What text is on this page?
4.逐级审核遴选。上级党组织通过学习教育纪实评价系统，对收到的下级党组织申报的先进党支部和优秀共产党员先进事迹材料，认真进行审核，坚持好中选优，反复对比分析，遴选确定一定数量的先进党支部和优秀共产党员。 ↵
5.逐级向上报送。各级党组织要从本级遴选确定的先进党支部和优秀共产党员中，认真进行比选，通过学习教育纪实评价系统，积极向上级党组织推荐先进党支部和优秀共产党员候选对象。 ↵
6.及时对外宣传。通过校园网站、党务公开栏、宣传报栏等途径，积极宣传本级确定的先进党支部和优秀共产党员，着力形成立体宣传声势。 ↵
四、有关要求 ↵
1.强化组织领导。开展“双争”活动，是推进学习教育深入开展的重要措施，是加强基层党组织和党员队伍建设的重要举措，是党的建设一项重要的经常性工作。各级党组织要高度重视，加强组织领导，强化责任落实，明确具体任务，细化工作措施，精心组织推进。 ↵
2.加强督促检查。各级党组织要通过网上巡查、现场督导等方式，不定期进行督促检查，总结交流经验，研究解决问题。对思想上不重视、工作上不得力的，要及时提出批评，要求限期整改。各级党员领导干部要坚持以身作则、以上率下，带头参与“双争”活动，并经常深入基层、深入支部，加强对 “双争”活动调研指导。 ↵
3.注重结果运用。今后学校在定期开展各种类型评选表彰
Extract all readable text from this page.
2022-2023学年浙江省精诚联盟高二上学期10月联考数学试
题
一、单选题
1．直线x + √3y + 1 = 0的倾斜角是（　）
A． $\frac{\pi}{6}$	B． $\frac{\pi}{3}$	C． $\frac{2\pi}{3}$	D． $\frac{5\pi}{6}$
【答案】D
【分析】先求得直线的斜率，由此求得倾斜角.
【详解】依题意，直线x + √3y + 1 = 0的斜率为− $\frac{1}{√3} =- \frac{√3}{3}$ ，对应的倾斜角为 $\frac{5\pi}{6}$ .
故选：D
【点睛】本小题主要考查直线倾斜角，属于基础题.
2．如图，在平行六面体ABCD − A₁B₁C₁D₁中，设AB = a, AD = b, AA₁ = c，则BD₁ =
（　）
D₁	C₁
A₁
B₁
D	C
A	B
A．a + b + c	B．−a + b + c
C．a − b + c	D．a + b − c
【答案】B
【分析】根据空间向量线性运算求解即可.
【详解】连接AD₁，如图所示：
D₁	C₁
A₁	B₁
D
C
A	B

## DIRECTION
Print back all the lines verbatim.

## EXERCISE OUTPUT
What text is on this page?
4.逐级审核遴选。上级党组织通过学习教育纪实评价系统，对收到的下级党组织申报的先进党支部和优秀共产党员先进事迹材料，认真进行审核，坚持好中选优，反复对比分析，遴选确定一定数量的先进党支部和优秀共产党员。 ↵
5.逐级向上报送。各级党组织要从本级遴选确定的先进党支部和优秀共产党员中，认真进行比选，通过学习教育纪实评价系统，积极向上级党组织推荐先进党支部和优秀共产党员候选对象。 ↵
6.及时对外宣传。通过校园网站、党务公开栏、宣传报栏等途径，积极宣传本级确定的先进党支部和优秀共产党员，着力形成立体宣传声势。 ↵
四、有关要求 ↵
1.强化组织领导。开展“双争”活动，是推进学习教育深入开展的重要措施，是加强基层党组织和党员队伍建设的重要举措，是党的建设一项重要的经常性工作。各级党组织要高度重视，加强组织领导，强化责任落实，明确具体任务，细化工作措施，精心组织推进。 ↵
2.加强督促检查。各级党组织要通过网上巡查、现场督导等方式，不定期进行督促检查，总结交流经验，研究解决问题。对思想上不重视、工作上不得力的，要及时提出批评，要求限期整改。各级党员领导干部要坚持以身作则、以上率下，带头参与“双争”活动，并经常深入基层、深入支部，加强对 “双争”活动调研指导。 ↵
3.注重结果运用。今后学校在定期开展各种类型评选表彰
Extract all readable text from this page.
2022-2023学年浙江省精诚联盟高二上学期10月联考数学试
题
一、单选题
1．直线x + √3y + 1 = 0的倾斜角是（　）
A． $\frac{\pi}{6}$	B． $\frac{\pi}{3}$	C． $\frac{2\pi}{3}$	D． $\frac{5\pi}{6}$
【答案】D
【分析】先求得直线的斜率，由此求得倾斜角.
【详解】依题意，直线x + √3y + 1 = 0的斜率为− $\frac{1}{√3} =- \frac{√3}{3}$ ，对应的倾斜角为 $\frac{5\pi}{6}$ .
故选：D
【点睛】本小题主要考查直线倾斜角，属于基础题.
2．如图，在平行六面体ABCD − A₁B₁C₁D₁中，设AB = a, AD = b, AA₁ = c，则BD₁ =
（　）
D₁	C₁
A₁
B₁
D	C
A	B
A．a + b + c	B．−a + b + c
C．a − b + c	D．a + b − c
【答案】B
【分析】根据空间向量线性运算求解即可.
【详解】连接AD₁，如图所示：
D₁	C₁
A₁	B₁
D
C
A	B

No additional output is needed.